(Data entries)
=======

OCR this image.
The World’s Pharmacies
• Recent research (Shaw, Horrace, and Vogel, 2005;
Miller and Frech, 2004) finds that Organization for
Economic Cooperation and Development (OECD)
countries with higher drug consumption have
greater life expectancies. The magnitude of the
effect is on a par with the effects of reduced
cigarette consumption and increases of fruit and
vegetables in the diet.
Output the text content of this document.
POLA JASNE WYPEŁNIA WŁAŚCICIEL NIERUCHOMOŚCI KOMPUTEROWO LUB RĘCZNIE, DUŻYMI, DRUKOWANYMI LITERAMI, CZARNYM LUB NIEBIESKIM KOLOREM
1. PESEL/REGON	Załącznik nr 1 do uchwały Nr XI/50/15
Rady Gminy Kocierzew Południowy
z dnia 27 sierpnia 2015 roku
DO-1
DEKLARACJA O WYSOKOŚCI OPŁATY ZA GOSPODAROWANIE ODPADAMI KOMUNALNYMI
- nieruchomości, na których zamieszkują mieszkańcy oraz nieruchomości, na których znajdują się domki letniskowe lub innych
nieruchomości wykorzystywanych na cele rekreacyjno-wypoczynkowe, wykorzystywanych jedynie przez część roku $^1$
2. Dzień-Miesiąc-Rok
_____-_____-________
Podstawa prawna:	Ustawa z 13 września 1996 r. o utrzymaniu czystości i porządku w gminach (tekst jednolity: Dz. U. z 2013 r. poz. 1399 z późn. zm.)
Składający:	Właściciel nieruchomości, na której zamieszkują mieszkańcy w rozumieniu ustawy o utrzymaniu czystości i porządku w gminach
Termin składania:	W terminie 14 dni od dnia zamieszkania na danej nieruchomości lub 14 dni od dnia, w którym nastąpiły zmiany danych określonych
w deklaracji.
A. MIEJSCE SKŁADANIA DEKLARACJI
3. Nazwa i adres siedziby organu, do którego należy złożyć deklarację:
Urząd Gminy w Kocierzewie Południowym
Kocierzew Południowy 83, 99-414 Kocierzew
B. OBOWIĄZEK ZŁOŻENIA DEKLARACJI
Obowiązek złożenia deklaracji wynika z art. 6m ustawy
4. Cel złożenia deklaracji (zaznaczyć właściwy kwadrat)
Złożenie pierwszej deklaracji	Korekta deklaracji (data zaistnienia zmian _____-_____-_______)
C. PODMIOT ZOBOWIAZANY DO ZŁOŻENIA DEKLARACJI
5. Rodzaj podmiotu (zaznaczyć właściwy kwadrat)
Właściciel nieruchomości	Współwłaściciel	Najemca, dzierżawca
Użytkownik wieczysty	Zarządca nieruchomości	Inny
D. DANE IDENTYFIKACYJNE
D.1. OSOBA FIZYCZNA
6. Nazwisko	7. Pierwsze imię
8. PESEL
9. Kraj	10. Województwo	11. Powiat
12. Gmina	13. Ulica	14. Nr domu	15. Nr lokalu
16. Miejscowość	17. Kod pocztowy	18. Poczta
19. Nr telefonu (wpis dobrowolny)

=======

Determine how many lines of the data contain "właściwy" and give nothing but that number.

* _Solution below_
2